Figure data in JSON
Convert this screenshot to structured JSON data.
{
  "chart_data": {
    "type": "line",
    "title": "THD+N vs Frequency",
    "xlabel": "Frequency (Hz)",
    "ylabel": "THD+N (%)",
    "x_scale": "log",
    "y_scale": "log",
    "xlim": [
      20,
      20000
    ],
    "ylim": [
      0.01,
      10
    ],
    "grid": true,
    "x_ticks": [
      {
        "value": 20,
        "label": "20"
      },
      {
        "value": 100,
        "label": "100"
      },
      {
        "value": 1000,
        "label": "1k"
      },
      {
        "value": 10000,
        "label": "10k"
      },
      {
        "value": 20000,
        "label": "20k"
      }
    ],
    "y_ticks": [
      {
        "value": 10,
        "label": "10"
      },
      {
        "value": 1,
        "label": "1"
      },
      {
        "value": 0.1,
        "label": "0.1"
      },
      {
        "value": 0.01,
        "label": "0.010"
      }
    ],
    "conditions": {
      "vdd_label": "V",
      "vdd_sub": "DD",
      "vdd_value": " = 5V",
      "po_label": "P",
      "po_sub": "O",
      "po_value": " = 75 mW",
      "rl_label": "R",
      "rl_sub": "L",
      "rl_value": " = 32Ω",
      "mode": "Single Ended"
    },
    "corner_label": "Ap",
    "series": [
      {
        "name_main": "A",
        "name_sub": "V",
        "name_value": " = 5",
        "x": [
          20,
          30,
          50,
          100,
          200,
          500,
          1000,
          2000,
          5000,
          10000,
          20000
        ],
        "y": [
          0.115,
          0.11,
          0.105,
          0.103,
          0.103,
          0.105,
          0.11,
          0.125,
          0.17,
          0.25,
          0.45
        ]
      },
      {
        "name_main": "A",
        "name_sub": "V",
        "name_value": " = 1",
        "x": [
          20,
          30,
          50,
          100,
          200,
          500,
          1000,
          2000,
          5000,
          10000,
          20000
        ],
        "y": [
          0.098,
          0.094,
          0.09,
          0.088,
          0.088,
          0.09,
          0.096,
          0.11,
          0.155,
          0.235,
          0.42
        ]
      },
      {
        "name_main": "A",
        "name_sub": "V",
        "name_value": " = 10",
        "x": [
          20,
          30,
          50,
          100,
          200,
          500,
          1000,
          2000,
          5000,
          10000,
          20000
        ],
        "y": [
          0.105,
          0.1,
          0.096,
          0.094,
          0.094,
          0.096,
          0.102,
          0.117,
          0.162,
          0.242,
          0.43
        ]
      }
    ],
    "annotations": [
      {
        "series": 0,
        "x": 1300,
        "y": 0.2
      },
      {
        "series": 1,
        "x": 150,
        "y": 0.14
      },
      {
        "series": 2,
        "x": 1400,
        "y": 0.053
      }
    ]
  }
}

## DIRECTIVE
Please reproduce each record precisely as written.

## TASK RESPONSE
Convert this screenshot to structured JSON data.
{
  "chart_data": {
    "type": "line",
    "title": "THD+N vs Frequency",
    "xlabel": "Frequency (Hz)",
    "ylabel": "THD+N (%)",
    "x_scale": "log",
    "y_scale": "log",
    "xlim": [
      20,
      20000
    ],
    "ylim": [
      0.01,
      10
    ],
    "grid": true,
    "x_ticks": [
      {
        "value": 20,
        "label": "20"
      },
      {
        "value": 100,
        "label": "100"
      },
      {
        "value": 1000,
        "label": "1k"
      },
      {
        "value": 10000,
        "label": "10k"
      },
      {
        "value": 20000,
        "label": "20k"
      }
    ],
    "y_ticks": [
      {
        "value": 10,
        "label": "10"
      },
      {
        "value": 1,
        "label": "1"
      },
      {
        "value": 0.1,
        "label": "0.1"
      },
      {
        "value": 0.01,
        "label": "0.010"
      }
    ],
    "conditions": {
      "vdd_label": "V",
      "vdd_sub": "DD",
      "vdd_value": " = 5V",
      "po_label": "P",
      "po_sub": "O",
      "po_value": " = 75 mW",
      "rl_label": "R",
      "rl_sub": "L",
      "rl_value": " = 32Ω",
      "mode": "Single Ended"
    },
    "corner_label": "Ap",
    "series": [
      {
        "name_main": "A",
        "name_sub": "V",
        "name_value": " = 5",
        "x": [
          20,
          30,
          50,
          100,
          200,
          500,
          1000,
          2000,
          5000,
          10000,
          20000
        ],
        "y": [
          0.115,
          0.11,
          0.105,
          0.103,
          0.103,
          0.105,
          0.11,
          0.125,
          0.17,
          0.25,
          0.45
        ]
      },
      {
        "name_main": "A",
        "name_sub": "V",
        "name_value": " = 1",
        "x": [
          20,
          30,
          50,
          100,
          200,
          500,
          1000,
          2000,
          5000,
          10000,
          20000
        ],
        "y": [
          0.098,
          0.094,
          0.09,
          0.088,
          0.088,
          0.09,
          0.096,
          0.11,
          0.155,
          0.235,
          0.42
        ]
      },
      {
        "name_main": "A",
        "name_sub": "V",
        "name_value": " = 10",
        "x": [
          20,
          30,
          50,
          100,
          200,
          500,
          1000,
          2000,
          5000,
          10000,
          20000
        ],
        "y": [
          0.105,
          0.1,
          0.096,
          0.094,
          0.094,
          0.096,
          0.102,
          0.117,
          0.162,
          0.242,
          0.43
        ]
      }
    ],
    "annotations": [
      {
        "series": 0,
        "x": 1300,
        "y": 0.2
      },
      {
        "series": 1,
        "x": 150,
        "y": 0.14
      },
      {
        "series": 2,
        "x": 1400,
        "y": 0.053
      }
    ]
  }
}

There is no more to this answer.